─── DATASET ROWS

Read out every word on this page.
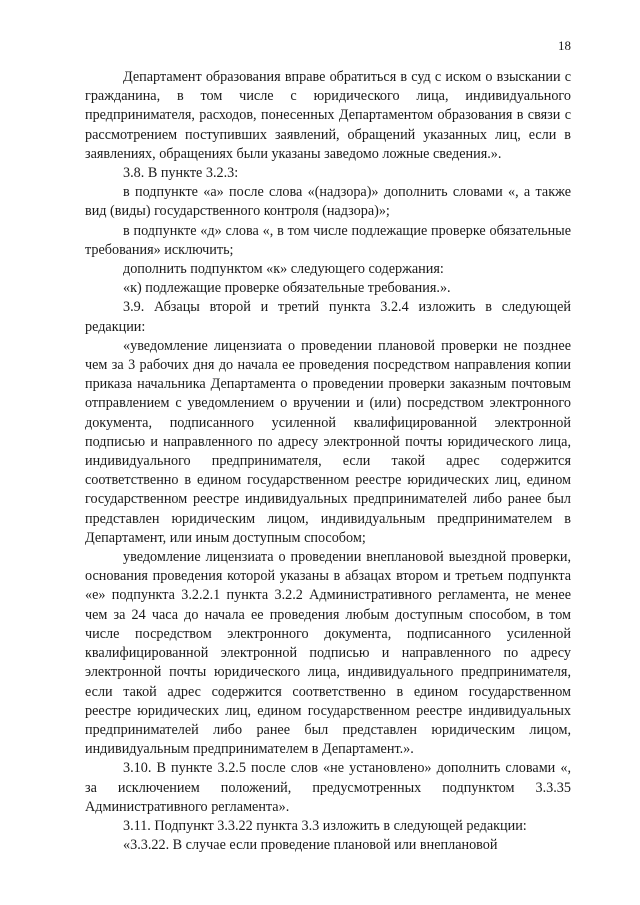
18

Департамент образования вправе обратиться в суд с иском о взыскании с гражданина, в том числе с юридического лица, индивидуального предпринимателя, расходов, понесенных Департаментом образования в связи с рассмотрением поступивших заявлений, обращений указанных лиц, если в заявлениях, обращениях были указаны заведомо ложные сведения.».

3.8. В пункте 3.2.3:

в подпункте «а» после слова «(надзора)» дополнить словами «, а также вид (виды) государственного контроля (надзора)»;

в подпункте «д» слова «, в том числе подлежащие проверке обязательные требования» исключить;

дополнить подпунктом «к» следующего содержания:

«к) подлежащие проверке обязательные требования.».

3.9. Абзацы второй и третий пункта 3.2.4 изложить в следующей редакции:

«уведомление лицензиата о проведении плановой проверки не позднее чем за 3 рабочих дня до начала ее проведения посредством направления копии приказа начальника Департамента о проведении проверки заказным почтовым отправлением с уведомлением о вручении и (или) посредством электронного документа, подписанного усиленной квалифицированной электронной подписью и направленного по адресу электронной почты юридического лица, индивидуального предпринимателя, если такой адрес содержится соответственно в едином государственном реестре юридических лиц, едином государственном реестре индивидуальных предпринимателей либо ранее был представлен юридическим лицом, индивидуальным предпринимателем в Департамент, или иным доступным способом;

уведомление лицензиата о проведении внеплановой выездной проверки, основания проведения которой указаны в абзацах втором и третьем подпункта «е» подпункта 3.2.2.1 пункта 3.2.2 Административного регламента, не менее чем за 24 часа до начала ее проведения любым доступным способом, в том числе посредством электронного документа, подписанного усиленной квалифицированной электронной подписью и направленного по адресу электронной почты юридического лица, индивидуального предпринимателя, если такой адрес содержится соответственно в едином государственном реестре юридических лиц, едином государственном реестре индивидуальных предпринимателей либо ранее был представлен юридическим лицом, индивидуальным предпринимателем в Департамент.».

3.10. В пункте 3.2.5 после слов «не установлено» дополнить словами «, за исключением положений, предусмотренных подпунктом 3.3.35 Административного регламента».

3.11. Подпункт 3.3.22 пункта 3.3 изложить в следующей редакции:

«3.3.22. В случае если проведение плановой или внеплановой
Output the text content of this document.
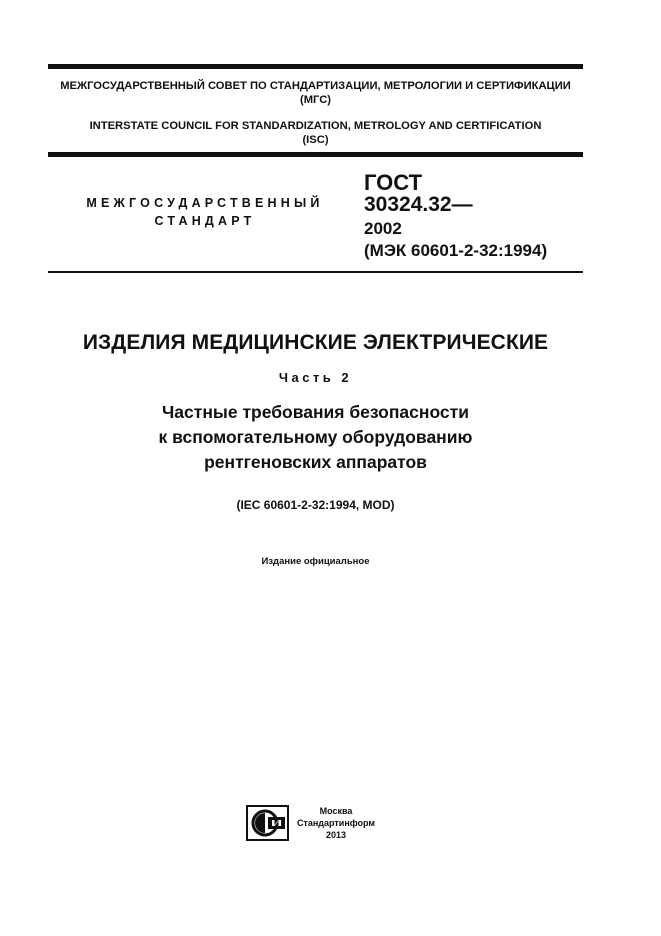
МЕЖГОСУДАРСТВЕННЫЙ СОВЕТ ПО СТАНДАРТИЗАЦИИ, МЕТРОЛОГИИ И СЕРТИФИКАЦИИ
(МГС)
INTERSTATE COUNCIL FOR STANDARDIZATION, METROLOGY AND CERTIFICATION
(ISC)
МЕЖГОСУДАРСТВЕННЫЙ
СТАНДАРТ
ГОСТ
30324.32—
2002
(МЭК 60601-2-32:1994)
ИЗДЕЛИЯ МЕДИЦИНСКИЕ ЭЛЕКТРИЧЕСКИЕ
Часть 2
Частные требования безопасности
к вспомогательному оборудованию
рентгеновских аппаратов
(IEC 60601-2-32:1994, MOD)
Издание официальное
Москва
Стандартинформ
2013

──────

_WRITTEN INSTRUCTION_:
Copy each line above containing the string "требования".

_CORRECT ANSWER_:
в подпункте «д» слова «, в том числе подлежащие проверке обязательные требования» исключить;
«к) подлежащие проверке обязательные требования.».
Частные требования безопасности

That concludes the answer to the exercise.